<<<<
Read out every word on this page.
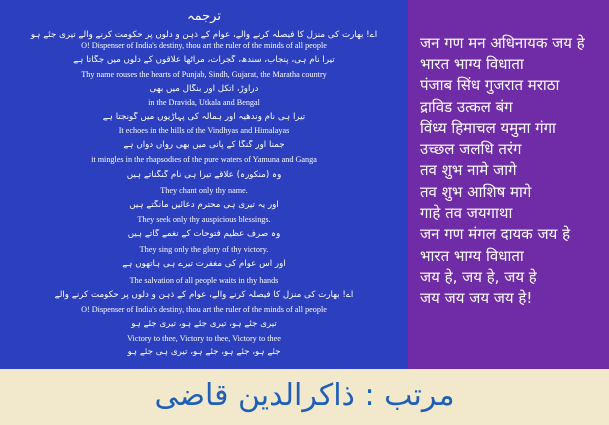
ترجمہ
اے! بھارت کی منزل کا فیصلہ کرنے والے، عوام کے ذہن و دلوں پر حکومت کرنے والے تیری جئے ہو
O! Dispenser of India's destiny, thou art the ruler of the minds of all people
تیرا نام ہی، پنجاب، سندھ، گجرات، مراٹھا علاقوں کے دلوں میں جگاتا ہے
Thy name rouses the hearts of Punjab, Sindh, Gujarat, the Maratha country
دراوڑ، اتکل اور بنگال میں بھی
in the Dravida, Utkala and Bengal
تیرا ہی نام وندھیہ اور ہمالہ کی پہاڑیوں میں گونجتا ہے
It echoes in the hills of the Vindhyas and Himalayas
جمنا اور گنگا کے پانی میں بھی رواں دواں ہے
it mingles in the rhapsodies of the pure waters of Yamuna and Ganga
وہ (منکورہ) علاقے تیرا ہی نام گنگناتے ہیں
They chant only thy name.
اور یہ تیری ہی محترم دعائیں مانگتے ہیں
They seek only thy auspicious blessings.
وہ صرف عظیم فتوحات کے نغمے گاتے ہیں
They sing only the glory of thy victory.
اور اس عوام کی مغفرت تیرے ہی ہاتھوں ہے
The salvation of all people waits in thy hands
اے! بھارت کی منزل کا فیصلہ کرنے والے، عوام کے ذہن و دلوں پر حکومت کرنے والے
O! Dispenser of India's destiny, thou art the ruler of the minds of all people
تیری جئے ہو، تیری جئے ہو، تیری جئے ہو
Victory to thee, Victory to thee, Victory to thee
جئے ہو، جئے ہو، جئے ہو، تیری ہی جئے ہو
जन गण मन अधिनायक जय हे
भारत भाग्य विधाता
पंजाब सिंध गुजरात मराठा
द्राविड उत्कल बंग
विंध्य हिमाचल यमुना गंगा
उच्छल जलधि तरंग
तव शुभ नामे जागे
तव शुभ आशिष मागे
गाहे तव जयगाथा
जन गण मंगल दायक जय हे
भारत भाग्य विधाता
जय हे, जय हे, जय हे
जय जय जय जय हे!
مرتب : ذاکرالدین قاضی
>>>>
<<<<
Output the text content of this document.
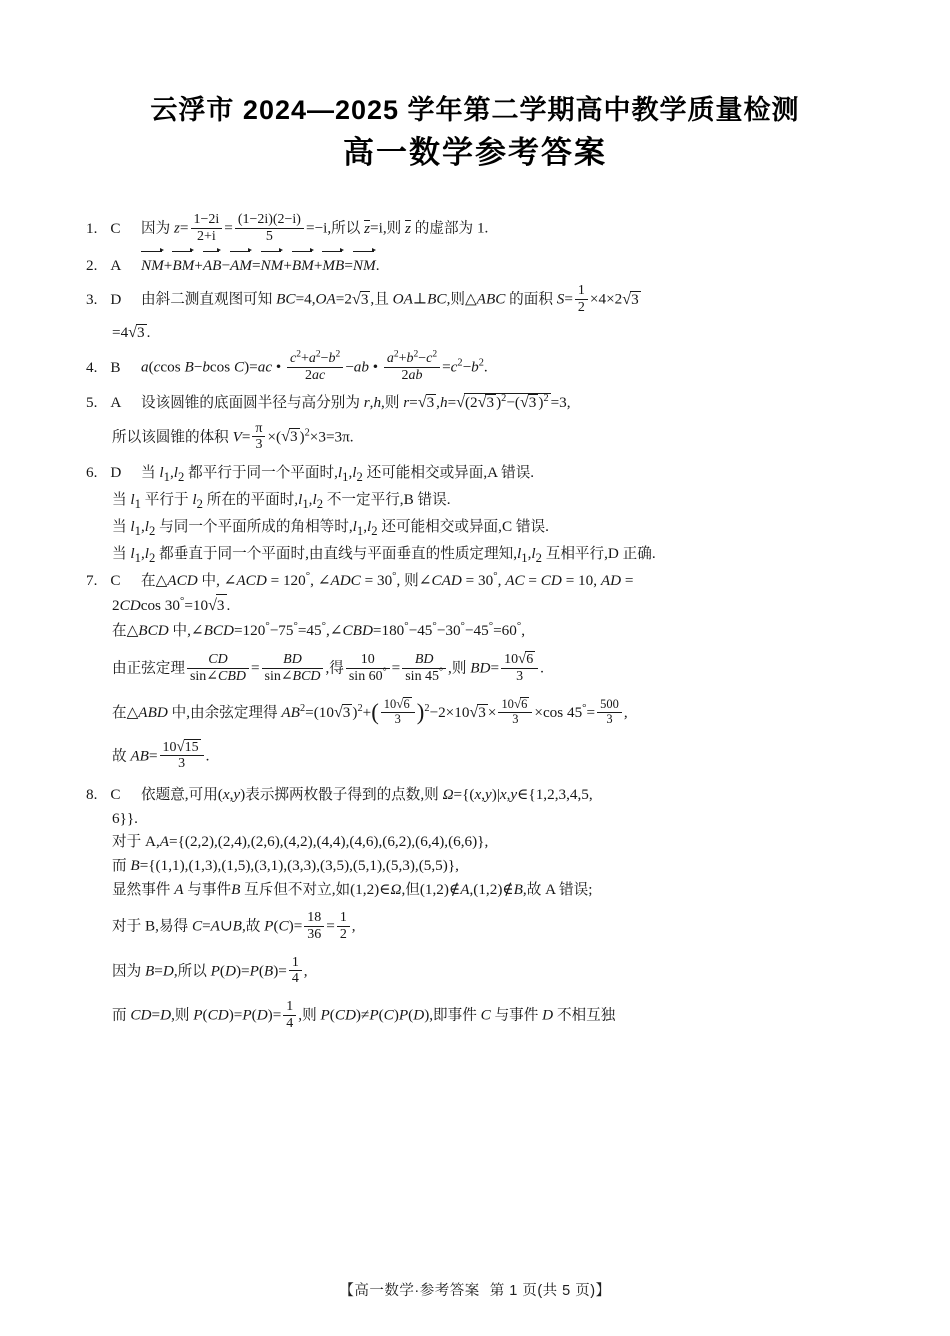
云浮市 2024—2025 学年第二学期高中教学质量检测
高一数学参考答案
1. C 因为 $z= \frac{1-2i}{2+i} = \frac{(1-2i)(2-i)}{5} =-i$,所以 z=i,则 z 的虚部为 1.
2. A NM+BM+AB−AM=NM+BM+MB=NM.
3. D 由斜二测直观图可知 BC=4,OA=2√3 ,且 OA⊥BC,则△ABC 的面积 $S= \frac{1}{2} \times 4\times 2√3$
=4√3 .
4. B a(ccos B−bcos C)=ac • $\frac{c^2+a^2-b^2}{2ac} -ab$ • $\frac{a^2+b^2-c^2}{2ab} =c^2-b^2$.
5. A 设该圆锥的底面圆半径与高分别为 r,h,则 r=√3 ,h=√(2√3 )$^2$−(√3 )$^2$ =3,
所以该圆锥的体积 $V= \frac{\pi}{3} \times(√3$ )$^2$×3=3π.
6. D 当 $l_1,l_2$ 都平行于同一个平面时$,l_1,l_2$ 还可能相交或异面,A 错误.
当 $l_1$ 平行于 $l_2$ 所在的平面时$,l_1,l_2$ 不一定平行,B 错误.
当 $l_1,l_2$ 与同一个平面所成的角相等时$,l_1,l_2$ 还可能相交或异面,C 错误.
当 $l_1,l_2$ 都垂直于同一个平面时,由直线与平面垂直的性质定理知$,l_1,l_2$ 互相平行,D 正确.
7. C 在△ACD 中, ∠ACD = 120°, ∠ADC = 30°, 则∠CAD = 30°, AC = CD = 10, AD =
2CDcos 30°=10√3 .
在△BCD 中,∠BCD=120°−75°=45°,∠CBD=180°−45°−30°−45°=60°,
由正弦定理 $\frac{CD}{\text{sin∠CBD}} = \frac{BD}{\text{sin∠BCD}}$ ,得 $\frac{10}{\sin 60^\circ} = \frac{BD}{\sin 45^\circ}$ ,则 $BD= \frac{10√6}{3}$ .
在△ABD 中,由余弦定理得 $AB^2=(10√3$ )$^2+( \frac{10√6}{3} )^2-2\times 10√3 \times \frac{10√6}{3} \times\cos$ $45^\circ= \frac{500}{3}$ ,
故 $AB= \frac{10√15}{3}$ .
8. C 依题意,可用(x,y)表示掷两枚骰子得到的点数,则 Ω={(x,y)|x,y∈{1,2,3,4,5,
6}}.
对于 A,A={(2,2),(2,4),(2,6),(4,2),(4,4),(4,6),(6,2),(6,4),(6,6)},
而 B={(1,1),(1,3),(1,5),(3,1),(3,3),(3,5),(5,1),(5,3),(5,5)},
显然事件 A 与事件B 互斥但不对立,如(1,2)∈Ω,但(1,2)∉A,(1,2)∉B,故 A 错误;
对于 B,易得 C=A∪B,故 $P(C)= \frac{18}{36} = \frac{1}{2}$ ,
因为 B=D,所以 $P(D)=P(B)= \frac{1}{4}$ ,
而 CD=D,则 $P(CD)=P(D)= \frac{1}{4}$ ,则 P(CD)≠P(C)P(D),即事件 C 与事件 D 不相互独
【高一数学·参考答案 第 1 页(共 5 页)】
>>>>
<<<<
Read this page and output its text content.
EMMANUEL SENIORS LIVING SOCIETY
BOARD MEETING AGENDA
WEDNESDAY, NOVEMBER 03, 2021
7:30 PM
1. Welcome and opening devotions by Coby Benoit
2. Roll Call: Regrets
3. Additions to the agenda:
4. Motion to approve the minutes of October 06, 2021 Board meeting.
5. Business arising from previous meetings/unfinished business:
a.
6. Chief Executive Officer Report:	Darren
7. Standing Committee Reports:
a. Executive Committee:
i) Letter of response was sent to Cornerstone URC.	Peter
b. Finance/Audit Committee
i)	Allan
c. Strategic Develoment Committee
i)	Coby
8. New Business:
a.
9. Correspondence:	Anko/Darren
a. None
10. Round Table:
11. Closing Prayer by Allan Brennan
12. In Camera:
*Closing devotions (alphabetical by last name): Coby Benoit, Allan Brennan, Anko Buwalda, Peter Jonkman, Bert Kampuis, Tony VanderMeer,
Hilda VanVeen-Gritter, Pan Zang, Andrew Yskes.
>>>>
Which lines contain "Executive"? Copy each of them out.

6. Chief Executive Officer Report:	Darren
a. Executive Committee:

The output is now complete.